» **EXERCISE DESCRIPTION**
Retype the data that follows line by line, exactly, and leave its pictures out.
▼
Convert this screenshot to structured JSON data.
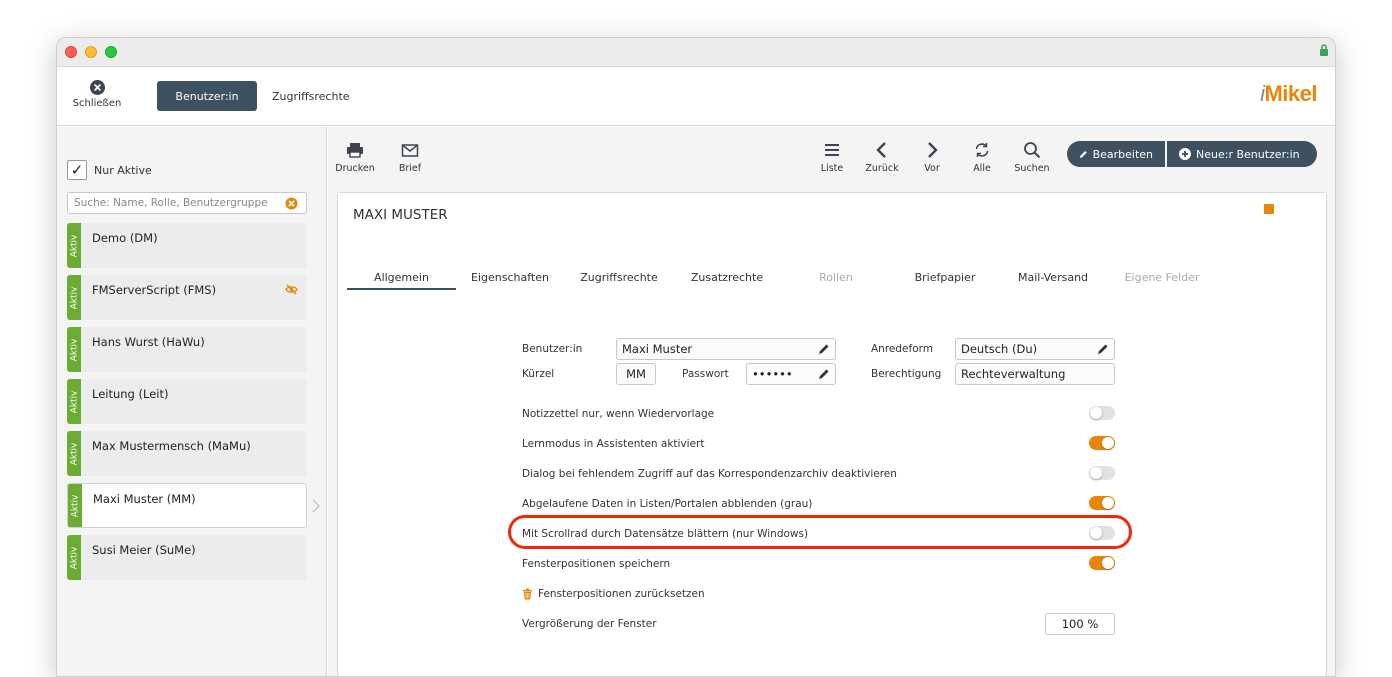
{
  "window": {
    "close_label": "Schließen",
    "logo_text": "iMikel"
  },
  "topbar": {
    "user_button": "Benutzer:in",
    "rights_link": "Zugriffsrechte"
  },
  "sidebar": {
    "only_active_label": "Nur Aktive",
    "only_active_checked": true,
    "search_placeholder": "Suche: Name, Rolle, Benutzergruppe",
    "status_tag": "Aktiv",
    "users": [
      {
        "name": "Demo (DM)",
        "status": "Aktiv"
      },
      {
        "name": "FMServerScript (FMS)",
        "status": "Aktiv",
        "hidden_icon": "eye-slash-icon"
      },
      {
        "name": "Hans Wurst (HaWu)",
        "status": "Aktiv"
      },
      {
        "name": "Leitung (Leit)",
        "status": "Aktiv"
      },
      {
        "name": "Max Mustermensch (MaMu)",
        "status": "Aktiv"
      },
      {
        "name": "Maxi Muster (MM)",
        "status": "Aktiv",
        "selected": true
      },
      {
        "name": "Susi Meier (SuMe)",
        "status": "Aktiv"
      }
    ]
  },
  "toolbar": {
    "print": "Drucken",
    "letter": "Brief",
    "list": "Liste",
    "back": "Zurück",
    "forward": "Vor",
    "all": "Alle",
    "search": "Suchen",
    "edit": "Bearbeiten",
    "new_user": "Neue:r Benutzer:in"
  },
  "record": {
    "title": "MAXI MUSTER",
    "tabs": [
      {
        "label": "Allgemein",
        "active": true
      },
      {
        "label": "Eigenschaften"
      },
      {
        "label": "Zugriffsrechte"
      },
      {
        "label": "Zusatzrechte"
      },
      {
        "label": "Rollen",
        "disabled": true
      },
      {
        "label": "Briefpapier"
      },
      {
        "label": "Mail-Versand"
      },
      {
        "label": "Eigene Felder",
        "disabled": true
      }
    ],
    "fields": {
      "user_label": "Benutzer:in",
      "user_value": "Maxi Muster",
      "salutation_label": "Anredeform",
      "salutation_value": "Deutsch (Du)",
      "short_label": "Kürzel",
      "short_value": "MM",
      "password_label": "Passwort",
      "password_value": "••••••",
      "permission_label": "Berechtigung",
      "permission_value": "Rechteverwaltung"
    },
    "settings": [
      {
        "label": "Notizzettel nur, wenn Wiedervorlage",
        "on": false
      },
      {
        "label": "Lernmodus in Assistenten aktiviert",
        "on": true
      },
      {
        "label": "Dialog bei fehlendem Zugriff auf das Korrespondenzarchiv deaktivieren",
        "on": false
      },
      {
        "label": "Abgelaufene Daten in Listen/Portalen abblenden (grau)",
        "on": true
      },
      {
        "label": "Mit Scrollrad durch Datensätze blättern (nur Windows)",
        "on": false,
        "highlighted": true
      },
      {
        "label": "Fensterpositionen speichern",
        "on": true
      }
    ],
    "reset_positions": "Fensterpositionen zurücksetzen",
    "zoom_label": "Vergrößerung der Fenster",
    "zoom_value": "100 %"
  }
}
▲
» **RIGHT ANSWER**
Convert this screenshot to structured JSON data.
{
  "window": {
    "close_label": "Schließen",
    "logo_text": "iMikel"
  },
  "topbar": {
    "user_button": "Benutzer:in",
    "rights_link": "Zugriffsrechte"
  },
  "sidebar": {
    "only_active_label": "Nur Aktive",
    "only_active_checked": true,
    "search_placeholder": "Suche: Name, Rolle, Benutzergruppe",
    "status_tag": "Aktiv",
    "users": [
      {
        "name": "Demo (DM)",
        "status": "Aktiv"
      },
      {
        "name": "FMServerScript (FMS)",
        "status": "Aktiv",
        "hidden_icon": "eye-slash-icon"
      },
      {
        "name": "Hans Wurst (HaWu)",
        "status": "Aktiv"
      },
      {
        "name": "Leitung (Leit)",
        "status": "Aktiv"
      },
      {
        "name": "Max Mustermensch (MaMu)",
        "status": "Aktiv"
      },
      {
        "name": "Maxi Muster (MM)",
        "status": "Aktiv",
        "selected": true
      },
      {
        "name": "Susi Meier (SuMe)",
        "status": "Aktiv"
      }
    ]
  },
  "toolbar": {
    "print": "Drucken",
    "letter": "Brief",
    "list": "Liste",
    "back": "Zurück",
    "forward": "Vor",
    "all": "Alle",
    "search": "Suchen",
    "edit": "Bearbeiten",
    "new_user": "Neue:r Benutzer:in"
  },
  "record": {
    "title": "MAXI MUSTER",
    "tabs": [
      {
        "label": "Allgemein",
        "active": true
      },
      {
        "label": "Eigenschaften"
      },
      {
        "label": "Zugriffsrechte"
      },
      {
        "label": "Zusatzrechte"
      },
      {
        "label": "Rollen",
        "disabled": true
      },
      {
        "label": "Briefpapier"
      },
      {
        "label": "Mail-Versand"
      },
      {
        "label": "Eigene Felder",
        "disabled": true
      }
    ],
    "fields": {
      "user_label": "Benutzer:in",
      "user_value": "Maxi Muster",
      "salutation_label": "Anredeform",
      "salutation_value": "Deutsch (Du)",
      "short_label": "Kürzel",
      "short_value": "MM",
      "password_label": "Passwort",
      "password_value": "••••••",
      "permission_label": "Berechtigung",
      "permission_value": "Rechteverwaltung"
    },
    "settings": [
      {
        "label": "Notizzettel nur, wenn Wiedervorlage",
        "on": false
      },
      {
        "label": "Lernmodus in Assistenten aktiviert",
        "on": true
      },
      {
        "label": "Dialog bei fehlendem Zugriff auf das Korrespondenzarchiv deaktivieren",
        "on": false
      },
      {
        "label": "Abgelaufene Daten in Listen/Portalen abblenden (grau)",
        "on": true
      },
      {
        "label": "Mit Scrollrad durch Datensätze blättern (nur Windows)",
        "on": false,
        "highlighted": true
      },
      {
        "label": "Fensterpositionen speichern",
        "on": true
      }
    ],
    "reset_positions": "Fensterpositionen zurücksetzen",
    "zoom_label": "Vergrößerung der Fenster",
    "zoom_value": "100 %"
  }
}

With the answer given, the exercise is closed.